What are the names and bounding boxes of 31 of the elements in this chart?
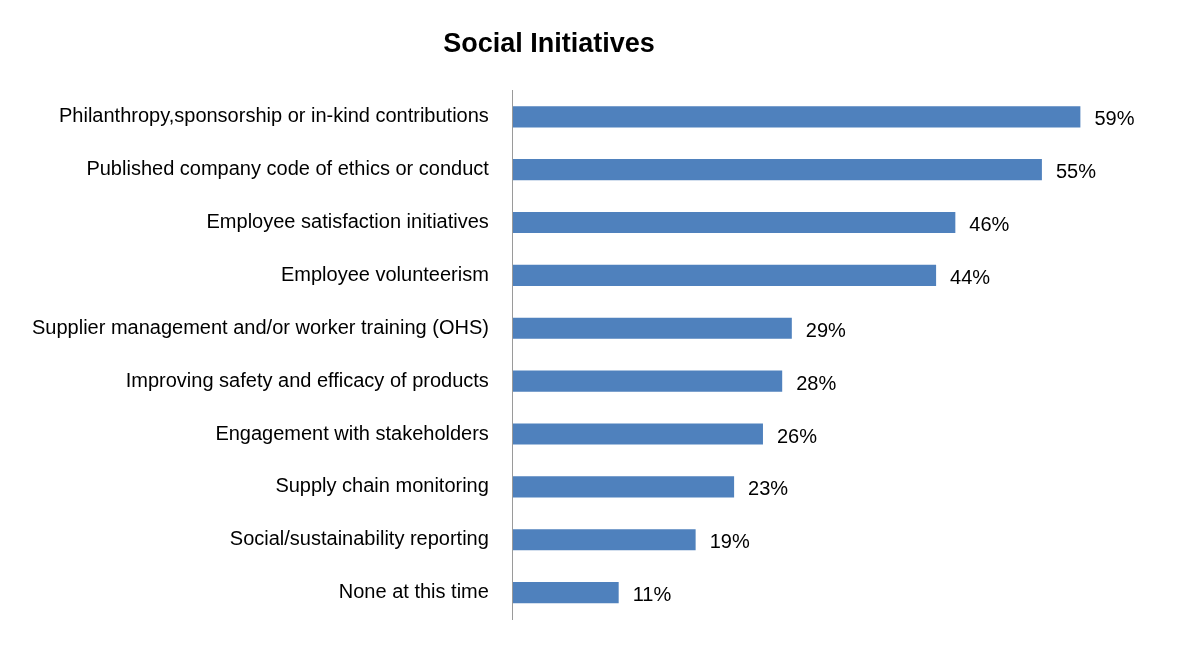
==
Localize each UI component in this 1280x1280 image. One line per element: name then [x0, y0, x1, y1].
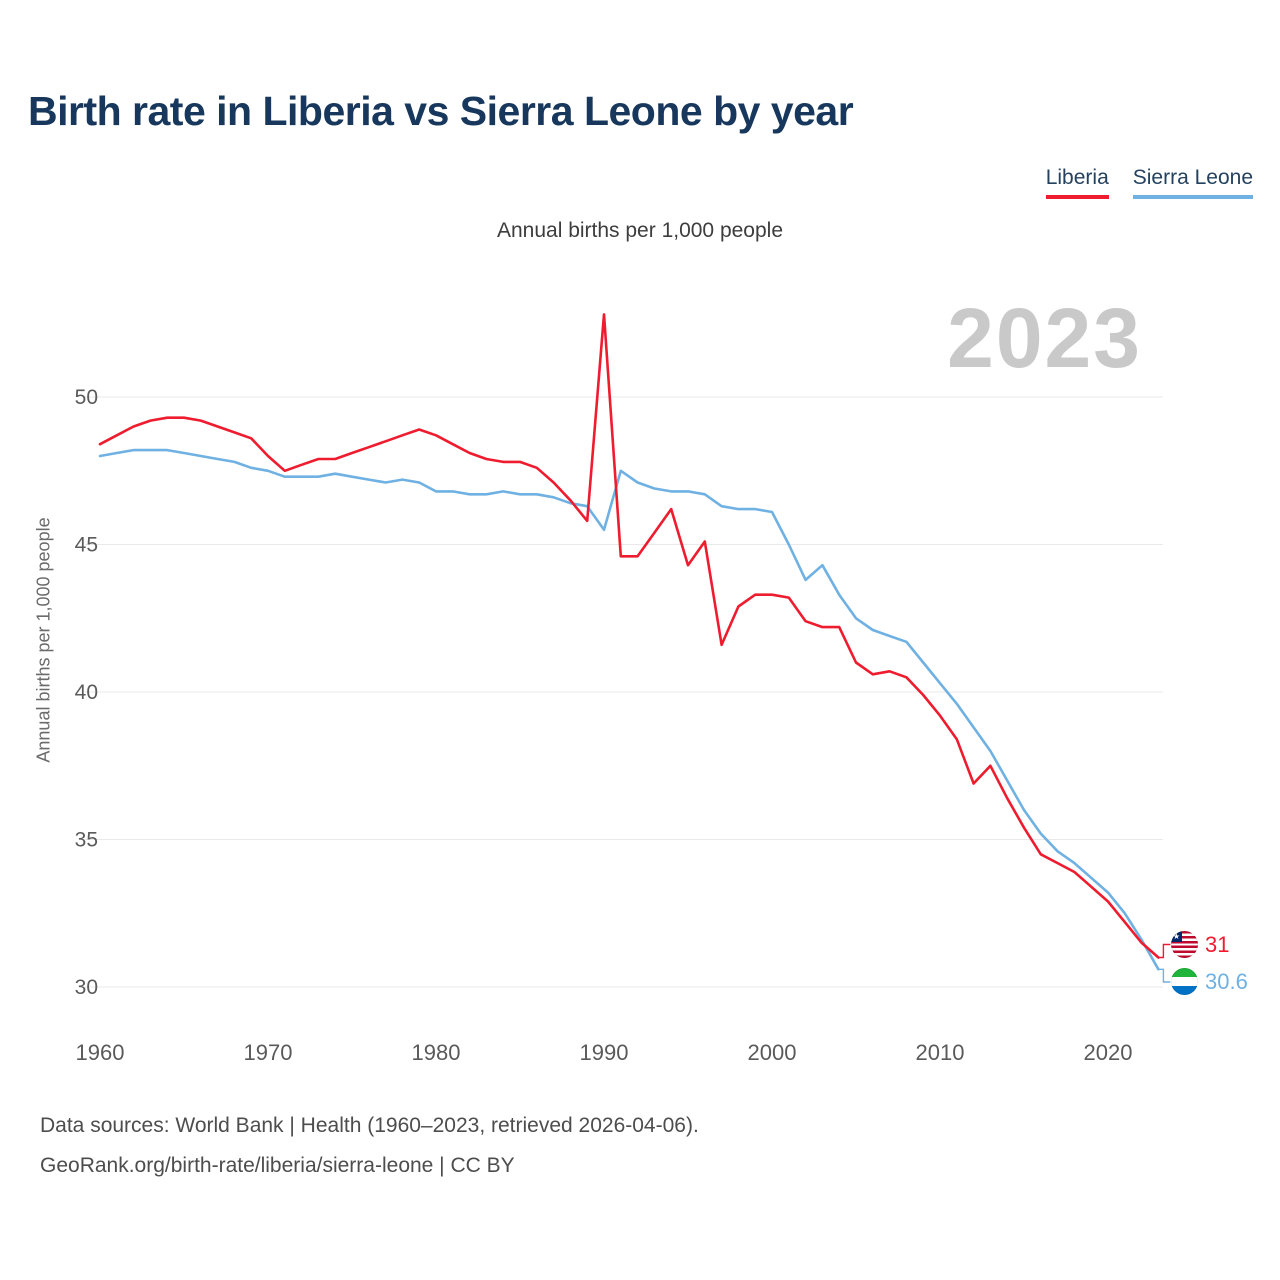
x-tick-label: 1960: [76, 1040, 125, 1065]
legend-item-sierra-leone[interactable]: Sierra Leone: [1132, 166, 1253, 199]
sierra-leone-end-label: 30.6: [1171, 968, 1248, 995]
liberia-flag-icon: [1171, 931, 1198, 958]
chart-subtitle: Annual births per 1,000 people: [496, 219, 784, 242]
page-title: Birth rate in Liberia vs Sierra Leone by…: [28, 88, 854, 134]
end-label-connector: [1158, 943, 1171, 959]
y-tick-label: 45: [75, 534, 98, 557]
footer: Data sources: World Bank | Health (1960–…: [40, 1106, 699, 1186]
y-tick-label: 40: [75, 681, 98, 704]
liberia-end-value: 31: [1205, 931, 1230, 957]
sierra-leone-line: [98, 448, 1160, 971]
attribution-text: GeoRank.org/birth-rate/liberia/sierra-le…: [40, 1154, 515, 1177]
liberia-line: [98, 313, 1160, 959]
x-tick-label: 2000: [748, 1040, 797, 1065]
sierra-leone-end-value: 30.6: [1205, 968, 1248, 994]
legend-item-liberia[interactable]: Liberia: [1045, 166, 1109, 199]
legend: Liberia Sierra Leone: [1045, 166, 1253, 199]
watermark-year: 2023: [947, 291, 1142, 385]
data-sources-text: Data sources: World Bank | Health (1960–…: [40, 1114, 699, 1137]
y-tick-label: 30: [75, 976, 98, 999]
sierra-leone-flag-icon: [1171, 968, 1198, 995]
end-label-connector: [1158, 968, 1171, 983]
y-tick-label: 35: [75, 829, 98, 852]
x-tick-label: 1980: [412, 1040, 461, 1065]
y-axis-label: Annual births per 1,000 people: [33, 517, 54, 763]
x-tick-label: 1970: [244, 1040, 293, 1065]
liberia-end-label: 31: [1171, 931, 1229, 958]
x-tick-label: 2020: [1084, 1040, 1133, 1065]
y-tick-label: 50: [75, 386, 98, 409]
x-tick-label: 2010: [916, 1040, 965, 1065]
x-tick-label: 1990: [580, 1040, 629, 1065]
--
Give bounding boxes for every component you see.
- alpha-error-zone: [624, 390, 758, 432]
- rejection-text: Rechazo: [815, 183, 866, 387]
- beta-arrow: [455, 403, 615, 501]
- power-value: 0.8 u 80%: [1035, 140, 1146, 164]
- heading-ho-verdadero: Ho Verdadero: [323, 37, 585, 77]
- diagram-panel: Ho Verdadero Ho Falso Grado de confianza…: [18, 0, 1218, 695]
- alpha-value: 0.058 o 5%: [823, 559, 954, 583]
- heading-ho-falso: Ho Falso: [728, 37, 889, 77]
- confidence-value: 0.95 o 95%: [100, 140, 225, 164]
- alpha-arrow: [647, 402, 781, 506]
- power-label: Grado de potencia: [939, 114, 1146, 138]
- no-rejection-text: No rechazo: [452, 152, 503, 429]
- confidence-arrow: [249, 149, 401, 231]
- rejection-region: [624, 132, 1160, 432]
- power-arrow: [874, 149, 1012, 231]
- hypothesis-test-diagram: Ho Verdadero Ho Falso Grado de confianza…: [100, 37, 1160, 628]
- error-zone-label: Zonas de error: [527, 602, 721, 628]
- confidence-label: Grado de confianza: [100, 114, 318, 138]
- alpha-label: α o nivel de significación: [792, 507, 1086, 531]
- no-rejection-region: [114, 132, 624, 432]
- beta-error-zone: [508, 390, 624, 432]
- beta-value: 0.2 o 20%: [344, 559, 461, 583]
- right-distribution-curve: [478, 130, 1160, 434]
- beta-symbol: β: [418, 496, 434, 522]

What to work on:
From the records above, pull out everything from the line containing "Localize each UI" down to the line containing "166, 1109, 199]", both of those lines included, and reproduce each line word for word. Leave the pictures out of your answer.

Result of this task:
Localize each UI component in this 1280x1280 image. One line per element: name then [x0, y0, x1, y1].
x-tick-label: 1960: [76, 1040, 125, 1065]
legend-item-sierra-leone[interactable]: Sierra Leone: [1132, 166, 1253, 199]
sierra-leone-end-label: 30.6: [1171, 968, 1248, 995]
liberia-flag-icon: [1171, 931, 1198, 958]
chart-subtitle: Annual births per 1,000 people: [496, 219, 784, 242]
page-title: Birth rate in Liberia vs Sierra Leone by…: [28, 88, 854, 134]
end-label-connector: [1158, 943, 1171, 959]
y-tick-label: 45: [75, 534, 98, 557]
footer: Data sources: World Bank | Health (1960–…: [40, 1106, 699, 1186]
y-tick-label: 40: [75, 681, 98, 704]
liberia-end-value: 31: [1205, 931, 1230, 957]
sierra-leone-line: [98, 448, 1160, 971]
attribution-text: GeoRank.org/birth-rate/liberia/sierra-le…: [40, 1154, 515, 1177]
liberia-line: [98, 313, 1160, 959]
x-tick-label: 2000: [748, 1040, 797, 1065]
sierra-leone-end-value: 30.6: [1205, 968, 1248, 994]
legend-item-liberia[interactable]: Liberia: [1045, 166, 1109, 199]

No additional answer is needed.